Entries:
+ + + +

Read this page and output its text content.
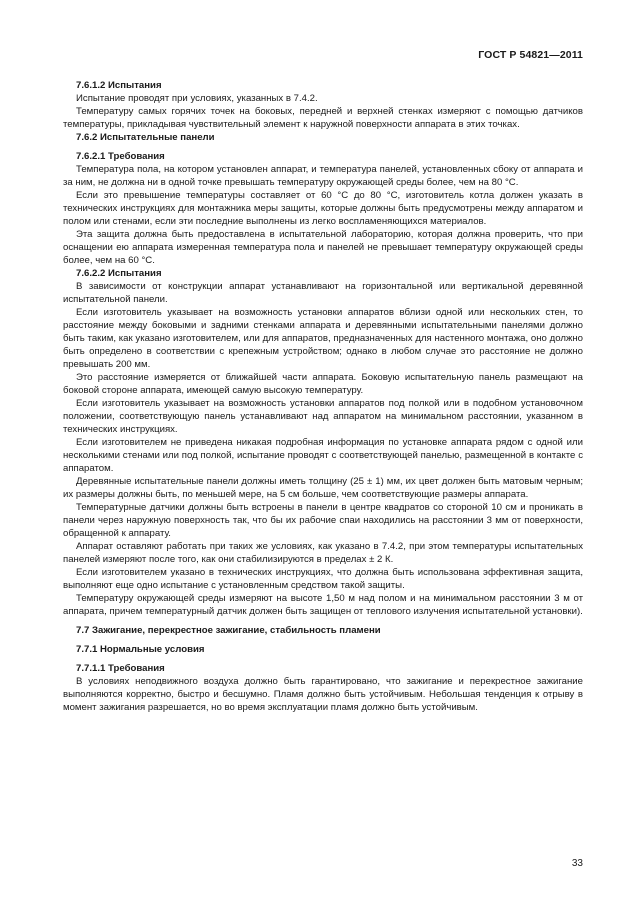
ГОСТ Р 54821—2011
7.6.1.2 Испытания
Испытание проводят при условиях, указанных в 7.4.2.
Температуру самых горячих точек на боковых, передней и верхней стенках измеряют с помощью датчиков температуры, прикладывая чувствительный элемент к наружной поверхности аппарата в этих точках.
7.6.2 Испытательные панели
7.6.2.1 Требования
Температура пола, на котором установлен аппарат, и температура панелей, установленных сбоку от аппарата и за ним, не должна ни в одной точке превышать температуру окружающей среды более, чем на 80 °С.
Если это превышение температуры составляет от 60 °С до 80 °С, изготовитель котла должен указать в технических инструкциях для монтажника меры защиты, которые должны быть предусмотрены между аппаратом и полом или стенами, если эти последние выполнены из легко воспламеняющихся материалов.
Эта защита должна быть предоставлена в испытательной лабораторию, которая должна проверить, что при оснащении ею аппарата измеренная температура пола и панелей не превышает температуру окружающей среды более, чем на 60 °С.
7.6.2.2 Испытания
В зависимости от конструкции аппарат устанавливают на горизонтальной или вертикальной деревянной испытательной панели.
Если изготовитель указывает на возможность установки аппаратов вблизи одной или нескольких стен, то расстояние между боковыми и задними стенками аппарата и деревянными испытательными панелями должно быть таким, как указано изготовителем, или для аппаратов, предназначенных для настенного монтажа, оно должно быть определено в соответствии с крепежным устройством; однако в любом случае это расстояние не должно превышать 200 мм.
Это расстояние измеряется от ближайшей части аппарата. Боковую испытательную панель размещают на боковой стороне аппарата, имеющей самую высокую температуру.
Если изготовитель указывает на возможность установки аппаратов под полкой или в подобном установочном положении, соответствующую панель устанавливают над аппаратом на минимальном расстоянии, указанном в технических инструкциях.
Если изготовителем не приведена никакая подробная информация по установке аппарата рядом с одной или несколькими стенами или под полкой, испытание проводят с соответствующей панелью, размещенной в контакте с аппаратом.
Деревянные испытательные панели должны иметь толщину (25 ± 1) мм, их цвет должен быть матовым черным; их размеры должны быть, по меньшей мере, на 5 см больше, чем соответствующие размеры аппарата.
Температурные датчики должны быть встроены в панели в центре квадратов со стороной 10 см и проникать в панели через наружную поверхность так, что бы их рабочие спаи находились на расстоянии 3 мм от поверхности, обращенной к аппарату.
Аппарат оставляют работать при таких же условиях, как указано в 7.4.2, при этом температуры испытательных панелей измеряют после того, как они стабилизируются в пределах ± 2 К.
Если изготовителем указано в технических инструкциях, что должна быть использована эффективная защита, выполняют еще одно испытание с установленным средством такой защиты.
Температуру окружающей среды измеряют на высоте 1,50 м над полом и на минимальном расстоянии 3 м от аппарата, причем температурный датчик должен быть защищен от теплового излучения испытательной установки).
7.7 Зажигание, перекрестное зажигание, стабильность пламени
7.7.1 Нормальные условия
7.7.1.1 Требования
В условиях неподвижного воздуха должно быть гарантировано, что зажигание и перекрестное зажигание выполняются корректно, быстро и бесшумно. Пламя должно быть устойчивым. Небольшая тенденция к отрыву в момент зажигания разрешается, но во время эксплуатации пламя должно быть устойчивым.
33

+ + + +

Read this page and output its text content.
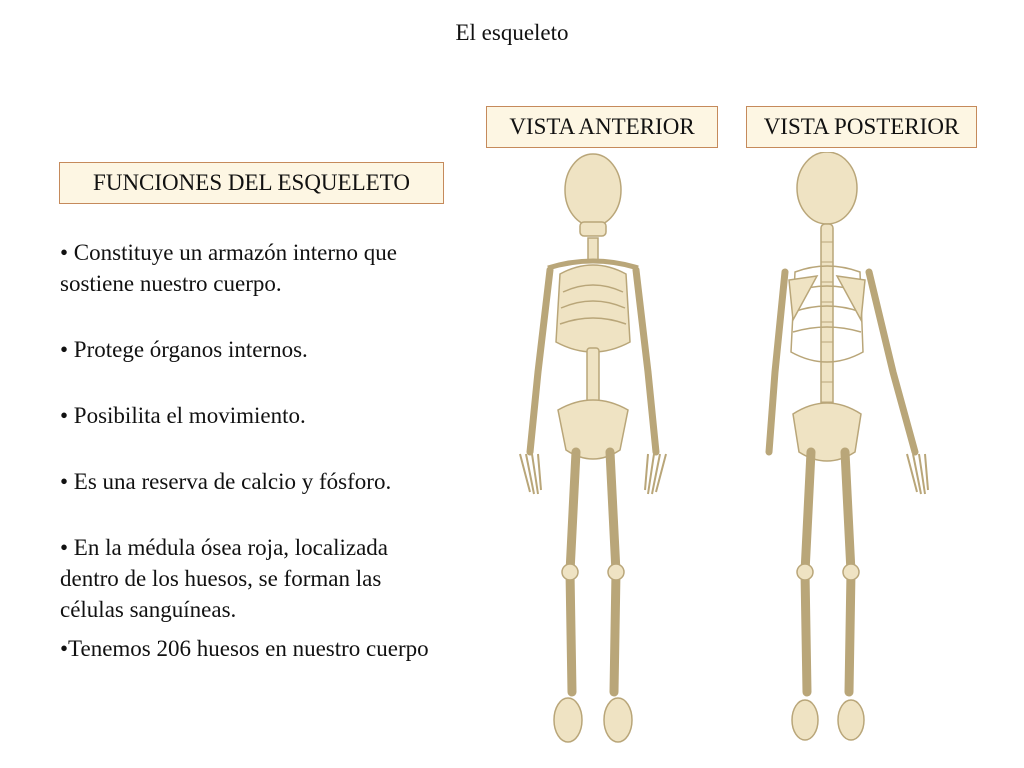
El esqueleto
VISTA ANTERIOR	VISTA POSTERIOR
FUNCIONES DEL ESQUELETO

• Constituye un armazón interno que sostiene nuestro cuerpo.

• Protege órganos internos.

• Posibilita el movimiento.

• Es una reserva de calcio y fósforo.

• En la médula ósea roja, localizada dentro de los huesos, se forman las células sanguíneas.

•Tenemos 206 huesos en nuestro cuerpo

+ + + +

Your goal:
Copy each line that holds the word "защиты".

Result below:
Если это превышение температуры составляет от 60 °С до 80 °С, изготовитель котла должен указать в технических инструкциях для монтажника меры защиты, которые должны быть предусмотрены между аппаратом и полом или стенами, если эти последние выполнены из легко воспламеняющихся материалов.
Если изготовителем указано в технических инструкциях, что должна быть использована эффективная защита, выполняют еще одно испытание с установленным средством такой защиты.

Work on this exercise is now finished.